Report all lines holding "Dichtung".

Recorded data:
= = = = = = =
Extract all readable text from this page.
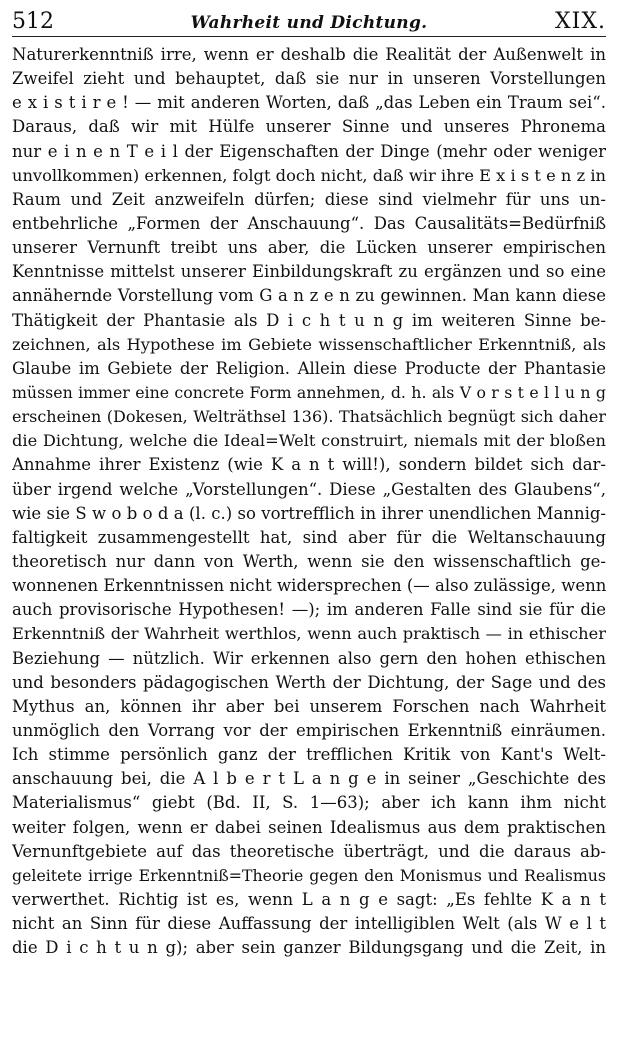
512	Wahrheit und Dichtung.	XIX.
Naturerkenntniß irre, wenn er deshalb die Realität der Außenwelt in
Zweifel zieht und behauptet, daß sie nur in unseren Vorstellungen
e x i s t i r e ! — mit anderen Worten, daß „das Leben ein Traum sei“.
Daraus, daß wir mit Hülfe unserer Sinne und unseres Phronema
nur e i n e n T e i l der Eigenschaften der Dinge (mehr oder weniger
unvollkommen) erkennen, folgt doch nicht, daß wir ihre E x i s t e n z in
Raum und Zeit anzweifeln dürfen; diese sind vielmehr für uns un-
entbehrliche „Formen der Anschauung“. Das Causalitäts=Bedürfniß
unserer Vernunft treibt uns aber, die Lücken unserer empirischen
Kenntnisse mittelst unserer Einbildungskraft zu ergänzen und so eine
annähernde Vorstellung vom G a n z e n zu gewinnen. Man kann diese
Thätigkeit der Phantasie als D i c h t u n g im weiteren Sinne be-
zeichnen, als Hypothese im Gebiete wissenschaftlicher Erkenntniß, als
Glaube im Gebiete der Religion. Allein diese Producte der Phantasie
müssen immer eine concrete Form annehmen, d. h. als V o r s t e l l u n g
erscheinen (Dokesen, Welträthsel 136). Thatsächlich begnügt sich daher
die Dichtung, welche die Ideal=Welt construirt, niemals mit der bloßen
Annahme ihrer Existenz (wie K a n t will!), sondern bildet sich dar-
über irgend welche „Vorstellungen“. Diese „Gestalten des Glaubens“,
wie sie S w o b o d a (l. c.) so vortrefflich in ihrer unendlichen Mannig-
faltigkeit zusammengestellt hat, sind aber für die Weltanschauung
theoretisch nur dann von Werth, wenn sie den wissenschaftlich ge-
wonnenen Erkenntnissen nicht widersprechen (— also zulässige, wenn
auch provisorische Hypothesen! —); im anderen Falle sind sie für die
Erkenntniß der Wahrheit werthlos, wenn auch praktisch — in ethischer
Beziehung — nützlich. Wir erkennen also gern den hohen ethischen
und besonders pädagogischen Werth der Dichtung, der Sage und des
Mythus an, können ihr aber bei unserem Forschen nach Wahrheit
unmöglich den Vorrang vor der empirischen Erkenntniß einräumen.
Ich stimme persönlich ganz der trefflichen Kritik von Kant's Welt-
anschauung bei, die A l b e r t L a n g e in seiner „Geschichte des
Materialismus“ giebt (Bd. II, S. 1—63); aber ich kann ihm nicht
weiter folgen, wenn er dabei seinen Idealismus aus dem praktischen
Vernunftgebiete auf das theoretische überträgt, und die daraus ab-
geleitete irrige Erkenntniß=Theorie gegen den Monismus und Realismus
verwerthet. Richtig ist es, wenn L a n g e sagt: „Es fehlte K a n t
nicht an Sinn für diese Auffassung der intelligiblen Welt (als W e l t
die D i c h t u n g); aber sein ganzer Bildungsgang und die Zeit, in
= = = = = = =
_Output below_
512	Wahrheit und Dichtung.	XIX.
die Dichtung, welche die Ideal=Welt construirt, niemals mit der bloßen
und besonders pädagogischen Werth der Dichtung, der Sage und des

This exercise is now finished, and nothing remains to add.